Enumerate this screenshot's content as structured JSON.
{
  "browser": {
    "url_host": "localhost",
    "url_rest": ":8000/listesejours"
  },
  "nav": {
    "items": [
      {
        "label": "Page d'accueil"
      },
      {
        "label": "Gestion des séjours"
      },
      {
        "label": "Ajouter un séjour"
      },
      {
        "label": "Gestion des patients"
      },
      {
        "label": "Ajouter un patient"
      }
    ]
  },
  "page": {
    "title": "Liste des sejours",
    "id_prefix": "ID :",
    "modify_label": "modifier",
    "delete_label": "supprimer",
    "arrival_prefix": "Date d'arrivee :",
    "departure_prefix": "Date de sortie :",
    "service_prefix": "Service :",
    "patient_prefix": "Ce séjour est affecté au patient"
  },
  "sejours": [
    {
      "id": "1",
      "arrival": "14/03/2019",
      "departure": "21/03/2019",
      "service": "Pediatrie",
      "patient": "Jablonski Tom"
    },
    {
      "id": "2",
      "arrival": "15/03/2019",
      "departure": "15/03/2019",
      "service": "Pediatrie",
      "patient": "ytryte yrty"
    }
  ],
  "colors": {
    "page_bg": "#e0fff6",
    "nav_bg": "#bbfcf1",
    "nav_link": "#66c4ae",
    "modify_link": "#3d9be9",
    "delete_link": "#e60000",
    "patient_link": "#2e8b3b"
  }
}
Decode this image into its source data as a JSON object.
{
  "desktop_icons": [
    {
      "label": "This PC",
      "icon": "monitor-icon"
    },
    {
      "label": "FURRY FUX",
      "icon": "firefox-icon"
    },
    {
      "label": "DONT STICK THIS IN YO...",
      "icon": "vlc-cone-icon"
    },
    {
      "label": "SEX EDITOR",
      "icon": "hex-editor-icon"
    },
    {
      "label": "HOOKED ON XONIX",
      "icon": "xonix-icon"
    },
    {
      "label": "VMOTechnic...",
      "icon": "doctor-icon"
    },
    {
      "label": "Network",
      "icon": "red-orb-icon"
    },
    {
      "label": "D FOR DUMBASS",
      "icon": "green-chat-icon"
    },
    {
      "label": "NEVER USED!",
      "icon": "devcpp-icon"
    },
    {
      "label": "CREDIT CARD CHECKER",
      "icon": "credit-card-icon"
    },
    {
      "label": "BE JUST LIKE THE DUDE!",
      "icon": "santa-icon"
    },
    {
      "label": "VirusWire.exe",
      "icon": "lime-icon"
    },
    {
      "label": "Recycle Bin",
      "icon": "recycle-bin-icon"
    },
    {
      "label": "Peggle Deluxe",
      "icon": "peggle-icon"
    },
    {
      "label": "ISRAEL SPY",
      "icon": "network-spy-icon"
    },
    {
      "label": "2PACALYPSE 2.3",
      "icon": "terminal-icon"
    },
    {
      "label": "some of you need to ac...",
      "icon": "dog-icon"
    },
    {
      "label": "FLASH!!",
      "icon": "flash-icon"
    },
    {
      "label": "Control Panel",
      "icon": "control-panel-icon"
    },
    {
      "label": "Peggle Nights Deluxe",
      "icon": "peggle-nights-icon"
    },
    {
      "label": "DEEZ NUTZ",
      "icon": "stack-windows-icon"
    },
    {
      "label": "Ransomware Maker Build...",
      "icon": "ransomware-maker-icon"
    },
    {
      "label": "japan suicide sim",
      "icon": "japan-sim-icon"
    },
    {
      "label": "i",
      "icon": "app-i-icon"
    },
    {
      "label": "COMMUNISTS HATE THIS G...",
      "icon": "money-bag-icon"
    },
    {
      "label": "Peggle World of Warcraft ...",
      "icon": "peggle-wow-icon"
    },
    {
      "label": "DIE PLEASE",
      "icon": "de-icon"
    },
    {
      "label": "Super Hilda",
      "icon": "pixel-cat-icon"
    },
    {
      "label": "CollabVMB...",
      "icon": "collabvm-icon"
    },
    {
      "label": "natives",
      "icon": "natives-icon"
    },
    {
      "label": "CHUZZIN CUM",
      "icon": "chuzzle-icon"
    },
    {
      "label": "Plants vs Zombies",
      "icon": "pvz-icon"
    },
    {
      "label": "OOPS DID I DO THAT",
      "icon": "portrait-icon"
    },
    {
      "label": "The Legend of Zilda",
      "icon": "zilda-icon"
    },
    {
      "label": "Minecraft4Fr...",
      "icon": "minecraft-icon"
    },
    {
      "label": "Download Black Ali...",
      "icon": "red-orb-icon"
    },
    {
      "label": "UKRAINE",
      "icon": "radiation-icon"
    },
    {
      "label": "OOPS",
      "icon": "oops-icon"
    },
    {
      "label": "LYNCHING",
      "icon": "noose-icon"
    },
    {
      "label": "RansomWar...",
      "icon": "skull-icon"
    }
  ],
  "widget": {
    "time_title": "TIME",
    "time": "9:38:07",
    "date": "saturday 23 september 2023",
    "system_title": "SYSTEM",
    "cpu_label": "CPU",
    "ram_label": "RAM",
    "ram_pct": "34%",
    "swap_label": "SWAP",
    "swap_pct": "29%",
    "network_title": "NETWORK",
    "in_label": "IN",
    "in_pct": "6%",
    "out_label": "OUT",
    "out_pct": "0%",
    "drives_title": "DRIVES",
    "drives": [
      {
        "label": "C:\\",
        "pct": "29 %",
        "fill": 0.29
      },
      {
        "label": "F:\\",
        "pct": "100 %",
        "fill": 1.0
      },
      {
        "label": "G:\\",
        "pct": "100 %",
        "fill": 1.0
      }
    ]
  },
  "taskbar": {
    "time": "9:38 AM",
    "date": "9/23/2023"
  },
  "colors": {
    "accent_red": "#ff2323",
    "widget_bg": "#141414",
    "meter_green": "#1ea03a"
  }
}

▶ **PROBLEM TO SOLVE**: Copy out every entry again, exactly as it was given.

▶ **REPLY TO THE TASK**:
Enumerate this screenshot's content as structured JSON.
{
  "browser": {
    "url_host": "localhost",
    "url_rest": ":8000/listesejours"
  },
  "nav": {
    "items": [
      {
        "label": "Page d'accueil"
      },
      {
        "label": "Gestion des séjours"
      },
      {
        "label": "Ajouter un séjour"
      },
      {
        "label": "Gestion des patients"
      },
      {
        "label": "Ajouter un patient"
      }
    ]
  },
  "page": {
    "title": "Liste des sejours",
    "id_prefix": "ID :",
    "modify_label": "modifier",
    "delete_label": "supprimer",
    "arrival_prefix": "Date d'arrivee :",
    "departure_prefix": "Date de sortie :",
    "service_prefix": "Service :",
    "patient_prefix": "Ce séjour est affecté au patient"
  },
  "sejours": [
    {
      "id": "1",
      "arrival": "14/03/2019",
      "departure": "21/03/2019",
      "service": "Pediatrie",
      "patient": "Jablonski Tom"
    },
    {
      "id": "2",
      "arrival": "15/03/2019",
      "departure": "15/03/2019",
      "service": "Pediatrie",
      "patient": "ytryte yrty"
    }
  ],
  "colors": {
    "page_bg": "#e0fff6",
    "nav_bg": "#bbfcf1",
    "nav_link": "#66c4ae",
    "modify_link": "#3d9be9",
    "delete_link": "#e60000",
    "patient_link": "#2e8b3b"
  }
}
Decode this image into its source data as a JSON object.
{
  "desktop_icons": [
    {
      "label": "This PC",
      "icon": "monitor-icon"
    },
    {
      "label": "FURRY FUX",
      "icon": "firefox-icon"
    },
    {
      "label": "DONT STICK THIS IN YO...",
      "icon": "vlc-cone-icon"
    },
    {
      "label": "SEX EDITOR",
      "icon": "hex-editor-icon"
    },
    {
      "label": "HOOKED ON XONIX",
      "icon": "xonix-icon"
    },
    {
      "label": "VMOTechnic...",
      "icon": "doctor-icon"
    },
    {
      "label": "Network",
      "icon": "red-orb-icon"
    },
    {
      "label": "D FOR DUMBASS",
      "icon": "green-chat-icon"
    },
    {
      "label": "NEVER USED!",
      "icon": "devcpp-icon"
    },
    {
      "label": "CREDIT CARD CHECKER",
      "icon": "credit-card-icon"
    },
    {
      "label": "BE JUST LIKE THE DUDE!",
      "icon": "santa-icon"
    },
    {
      "label": "VirusWire.exe",
      "icon": "lime-icon"
    },
    {
      "label": "Recycle Bin",
      "icon": "recycle-bin-icon"
    },
    {
      "label": "Peggle Deluxe",
      "icon": "peggle-icon"
    },
    {
      "label": "ISRAEL SPY",
      "icon": "network-spy-icon"
    },
    {
      "label": "2PACALYPSE 2.3",
      "icon": "terminal-icon"
    },
    {
      "label": "some of you need to ac...",
      "icon": "dog-icon"
    },
    {
      "label": "FLASH!!",
      "icon": "flash-icon"
    },
    {
      "label": "Control Panel",
      "icon": "control-panel-icon"
    },
    {
      "label": "Peggle Nights Deluxe",
      "icon": "peggle-nights-icon"
    },
    {
      "label": "DEEZ NUTZ",
      "icon": "stack-windows-icon"
    },
    {
      "label": "Ransomware Maker Build...",
      "icon": "ransomware-maker-icon"
    },
    {
      "label": "japan suicide sim",
      "icon": "japan-sim-icon"
    },
    {
      "label": "i",
      "icon": "app-i-icon"
    },
    {
      "label": "COMMUNISTS HATE THIS G...",
      "icon": "money-bag-icon"
    },
    {
      "label": "Peggle World of Warcraft ...",
      "icon": "peggle-wow-icon"
    },
    {
      "label": "DIE PLEASE",
      "icon": "de-icon"
    },
    {
      "label": "Super Hilda",
      "icon": "pixel-cat-icon"
    },
    {
      "label": "CollabVMB...",
      "icon": "collabvm-icon"
    },
    {
      "label": "natives",
      "icon": "natives-icon"
    },
    {
      "label": "CHUZZIN CUM",
      "icon": "chuzzle-icon"
    },
    {
      "label": "Plants vs Zombies",
      "icon": "pvz-icon"
    },
    {
      "label": "OOPS DID I DO THAT",
      "icon": "portrait-icon"
    },
    {
      "label": "The Legend of Zilda",
      "icon": "zilda-icon"
    },
    {
      "label": "Minecraft4Fr...",
      "icon": "minecraft-icon"
    },
    {
      "label": "Download Black Ali...",
      "icon": "red-orb-icon"
    },
    {
      "label": "UKRAINE",
      "icon": "radiation-icon"
    },
    {
      "label": "OOPS",
      "icon": "oops-icon"
    },
    {
      "label": "LYNCHING",
      "icon": "noose-icon"
    },
    {
      "label": "RansomWar...",
      "icon": "skull-icon"
    }
  ],
  "widget": {
    "time_title": "TIME",
    "time": "9:38:07",
    "date": "saturday 23 september 2023",
    "system_title": "SYSTEM",
    "cpu_label": "CPU",
    "ram_label": "RAM",
    "ram_pct": "34%",
    "swap_label": "SWAP",
    "swap_pct": "29%",
    "network_title": "NETWORK",
    "in_label": "IN",
    "in_pct": "6%",
    "out_label": "OUT",
    "out_pct": "0%",
    "drives_title": "DRIVES",
    "drives": [
      {
        "label": "C:\\",
        "pct": "29 %",
        "fill": 0.29
      },
      {
        "label": "F:\\",
        "pct": "100 %",
        "fill": 1.0
      },
      {
        "label": "G:\\",
        "pct": "100 %",
        "fill": 1.0
      }
    ]
  },
  "taskbar": {
    "time": "9:38 AM",
    "date": "9/23/2023"
  },
  "colors": {
    "accent_red": "#ff2323",
    "widget_bg": "#141414",
    "meter_green": "#1ea03a"
  }
}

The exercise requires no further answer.